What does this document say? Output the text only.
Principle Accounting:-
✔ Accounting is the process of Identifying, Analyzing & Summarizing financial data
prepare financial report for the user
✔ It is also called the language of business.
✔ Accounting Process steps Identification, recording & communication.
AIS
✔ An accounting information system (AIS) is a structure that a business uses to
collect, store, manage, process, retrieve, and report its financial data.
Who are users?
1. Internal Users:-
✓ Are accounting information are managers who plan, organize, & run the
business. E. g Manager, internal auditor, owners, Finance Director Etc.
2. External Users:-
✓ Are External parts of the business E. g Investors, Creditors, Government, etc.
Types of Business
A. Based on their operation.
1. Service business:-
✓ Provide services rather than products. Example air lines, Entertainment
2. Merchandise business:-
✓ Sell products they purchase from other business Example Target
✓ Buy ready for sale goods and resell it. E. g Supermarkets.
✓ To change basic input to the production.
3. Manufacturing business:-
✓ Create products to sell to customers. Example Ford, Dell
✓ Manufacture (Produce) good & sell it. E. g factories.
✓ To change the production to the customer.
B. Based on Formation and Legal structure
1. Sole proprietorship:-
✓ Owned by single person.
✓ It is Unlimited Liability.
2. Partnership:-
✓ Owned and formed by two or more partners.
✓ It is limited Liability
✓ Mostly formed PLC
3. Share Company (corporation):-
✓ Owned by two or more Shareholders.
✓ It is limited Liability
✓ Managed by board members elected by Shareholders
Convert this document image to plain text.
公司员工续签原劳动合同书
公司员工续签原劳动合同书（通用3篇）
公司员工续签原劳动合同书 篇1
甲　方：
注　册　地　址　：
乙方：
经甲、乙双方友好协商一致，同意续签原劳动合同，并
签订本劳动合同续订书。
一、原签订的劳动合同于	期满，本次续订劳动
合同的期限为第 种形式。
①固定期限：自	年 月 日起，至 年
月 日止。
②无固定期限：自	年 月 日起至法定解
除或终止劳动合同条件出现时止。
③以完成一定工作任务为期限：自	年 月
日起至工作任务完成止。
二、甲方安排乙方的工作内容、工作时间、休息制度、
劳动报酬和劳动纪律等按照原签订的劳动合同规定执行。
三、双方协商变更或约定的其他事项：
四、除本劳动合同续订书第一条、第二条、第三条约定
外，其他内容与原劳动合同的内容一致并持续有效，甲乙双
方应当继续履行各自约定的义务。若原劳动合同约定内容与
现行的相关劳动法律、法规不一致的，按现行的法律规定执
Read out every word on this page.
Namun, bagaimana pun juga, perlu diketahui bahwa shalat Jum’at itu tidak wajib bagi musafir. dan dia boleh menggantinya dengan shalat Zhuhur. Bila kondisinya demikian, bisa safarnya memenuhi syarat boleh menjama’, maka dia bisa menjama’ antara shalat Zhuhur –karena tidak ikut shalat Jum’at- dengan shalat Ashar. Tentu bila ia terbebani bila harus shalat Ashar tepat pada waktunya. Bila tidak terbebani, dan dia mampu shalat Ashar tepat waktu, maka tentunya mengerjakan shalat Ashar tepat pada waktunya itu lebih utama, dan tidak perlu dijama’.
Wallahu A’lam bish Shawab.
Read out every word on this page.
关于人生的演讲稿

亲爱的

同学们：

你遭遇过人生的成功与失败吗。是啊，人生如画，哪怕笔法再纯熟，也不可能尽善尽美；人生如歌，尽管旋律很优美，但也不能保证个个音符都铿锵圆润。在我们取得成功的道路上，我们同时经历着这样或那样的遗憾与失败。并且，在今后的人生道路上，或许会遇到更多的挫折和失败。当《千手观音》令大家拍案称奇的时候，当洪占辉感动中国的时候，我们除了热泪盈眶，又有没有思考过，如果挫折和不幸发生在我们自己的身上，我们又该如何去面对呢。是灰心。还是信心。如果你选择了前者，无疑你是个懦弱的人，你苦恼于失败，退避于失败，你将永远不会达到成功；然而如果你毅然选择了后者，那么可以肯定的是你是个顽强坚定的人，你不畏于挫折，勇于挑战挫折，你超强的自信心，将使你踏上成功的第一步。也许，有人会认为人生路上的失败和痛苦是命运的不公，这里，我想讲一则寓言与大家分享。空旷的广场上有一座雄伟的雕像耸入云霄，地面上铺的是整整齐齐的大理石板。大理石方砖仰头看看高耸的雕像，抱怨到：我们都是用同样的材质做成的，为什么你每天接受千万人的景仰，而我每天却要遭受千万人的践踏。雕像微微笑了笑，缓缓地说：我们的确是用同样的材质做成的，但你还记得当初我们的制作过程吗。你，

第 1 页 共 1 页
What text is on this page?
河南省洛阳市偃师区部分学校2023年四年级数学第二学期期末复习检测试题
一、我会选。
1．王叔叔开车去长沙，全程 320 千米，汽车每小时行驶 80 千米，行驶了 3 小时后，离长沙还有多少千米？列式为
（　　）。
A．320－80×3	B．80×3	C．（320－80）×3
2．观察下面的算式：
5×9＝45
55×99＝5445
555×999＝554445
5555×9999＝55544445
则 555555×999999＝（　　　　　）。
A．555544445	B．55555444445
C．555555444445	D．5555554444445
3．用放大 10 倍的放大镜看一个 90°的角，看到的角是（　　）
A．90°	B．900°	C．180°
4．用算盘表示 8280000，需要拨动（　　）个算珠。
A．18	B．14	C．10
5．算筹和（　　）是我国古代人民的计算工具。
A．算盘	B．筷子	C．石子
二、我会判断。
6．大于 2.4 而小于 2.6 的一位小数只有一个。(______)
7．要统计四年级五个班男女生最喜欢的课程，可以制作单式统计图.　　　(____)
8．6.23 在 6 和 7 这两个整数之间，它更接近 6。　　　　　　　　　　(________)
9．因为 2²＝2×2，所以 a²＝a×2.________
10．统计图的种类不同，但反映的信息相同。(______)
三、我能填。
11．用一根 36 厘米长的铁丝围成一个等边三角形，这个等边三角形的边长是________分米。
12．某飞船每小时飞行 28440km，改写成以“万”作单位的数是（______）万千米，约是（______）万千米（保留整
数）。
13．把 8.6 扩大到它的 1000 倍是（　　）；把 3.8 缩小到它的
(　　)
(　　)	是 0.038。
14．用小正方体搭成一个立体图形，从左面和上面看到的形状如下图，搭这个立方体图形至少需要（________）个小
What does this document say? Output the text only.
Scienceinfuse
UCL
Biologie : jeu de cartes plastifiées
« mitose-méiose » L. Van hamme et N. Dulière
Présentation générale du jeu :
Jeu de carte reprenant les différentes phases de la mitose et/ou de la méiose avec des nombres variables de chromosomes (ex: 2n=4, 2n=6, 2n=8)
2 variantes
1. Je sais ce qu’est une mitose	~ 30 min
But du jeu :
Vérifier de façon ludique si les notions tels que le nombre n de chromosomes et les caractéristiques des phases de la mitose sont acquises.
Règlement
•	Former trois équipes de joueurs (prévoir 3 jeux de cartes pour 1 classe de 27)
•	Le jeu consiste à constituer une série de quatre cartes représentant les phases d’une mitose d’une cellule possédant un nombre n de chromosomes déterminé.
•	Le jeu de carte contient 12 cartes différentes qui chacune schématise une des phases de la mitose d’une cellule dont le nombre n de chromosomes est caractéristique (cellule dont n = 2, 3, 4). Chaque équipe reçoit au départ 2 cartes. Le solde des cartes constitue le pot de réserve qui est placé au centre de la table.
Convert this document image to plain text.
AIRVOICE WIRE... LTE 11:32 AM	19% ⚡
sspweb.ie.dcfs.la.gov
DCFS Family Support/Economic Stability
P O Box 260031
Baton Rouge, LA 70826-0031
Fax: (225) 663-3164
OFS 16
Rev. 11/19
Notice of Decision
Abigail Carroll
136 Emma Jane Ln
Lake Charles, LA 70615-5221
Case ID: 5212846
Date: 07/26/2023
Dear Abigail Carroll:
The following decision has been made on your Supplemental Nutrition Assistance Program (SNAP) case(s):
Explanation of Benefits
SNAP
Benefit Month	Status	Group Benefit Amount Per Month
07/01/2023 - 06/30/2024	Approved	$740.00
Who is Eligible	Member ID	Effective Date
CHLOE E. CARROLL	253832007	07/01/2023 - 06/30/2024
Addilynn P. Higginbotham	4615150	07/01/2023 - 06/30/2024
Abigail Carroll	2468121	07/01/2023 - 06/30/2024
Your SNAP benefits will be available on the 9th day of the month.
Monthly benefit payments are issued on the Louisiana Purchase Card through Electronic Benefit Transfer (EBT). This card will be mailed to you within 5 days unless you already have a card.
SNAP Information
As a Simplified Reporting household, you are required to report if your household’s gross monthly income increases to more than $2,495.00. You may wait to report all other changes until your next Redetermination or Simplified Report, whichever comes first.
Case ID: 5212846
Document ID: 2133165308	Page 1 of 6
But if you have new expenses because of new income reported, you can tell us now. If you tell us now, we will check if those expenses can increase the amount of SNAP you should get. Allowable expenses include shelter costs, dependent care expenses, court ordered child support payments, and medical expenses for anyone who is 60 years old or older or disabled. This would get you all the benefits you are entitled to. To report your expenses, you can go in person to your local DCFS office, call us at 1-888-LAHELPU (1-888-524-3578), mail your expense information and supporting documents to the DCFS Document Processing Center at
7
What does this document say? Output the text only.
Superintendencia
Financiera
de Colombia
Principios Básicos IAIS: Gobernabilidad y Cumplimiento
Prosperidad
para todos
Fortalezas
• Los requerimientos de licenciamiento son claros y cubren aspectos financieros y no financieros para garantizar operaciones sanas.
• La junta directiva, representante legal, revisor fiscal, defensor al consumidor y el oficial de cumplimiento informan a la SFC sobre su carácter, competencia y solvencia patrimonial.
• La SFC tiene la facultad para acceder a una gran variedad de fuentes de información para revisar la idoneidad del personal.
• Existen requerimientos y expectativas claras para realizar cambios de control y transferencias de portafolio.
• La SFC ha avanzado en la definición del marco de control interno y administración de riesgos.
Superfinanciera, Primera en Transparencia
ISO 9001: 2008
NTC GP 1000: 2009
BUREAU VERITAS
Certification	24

* * * * *

◆ Stated task
From the listing above, collect each line in which the string "mitose" appears.

◆ Output for this exercise
« mitose-méiose » L. Van hamme et N. Dulière
Jeu de carte reprenant les différentes phases de la mitose et/ou de la méiose avec des nombres variables de chromosomes (ex: 2n=4, 2n=6, 2n=8)
1. Je sais ce qu’est une mitose	~ 30 min
Vérifier de façon ludique si les notions tels que le nombre n de chromosomes et les caractéristiques des phases de la mitose sont acquises.
•	Le jeu consiste à constituer une série de quatre cartes représentant les phases d’une mitose d’une cellule possédant un nombre n de chromosomes déterminé.
•	Le jeu de carte contient 12 cartes différentes qui chacune schématise une des phases de la mitose d’une cellule dont le nombre n de chromosomes est caractéristique (cellule dont n = 2, 3, 4). Chaque équipe reçoit au départ 2 cartes. Le solde des cartes constitue le pot de réserve qui est placé au centre de la table.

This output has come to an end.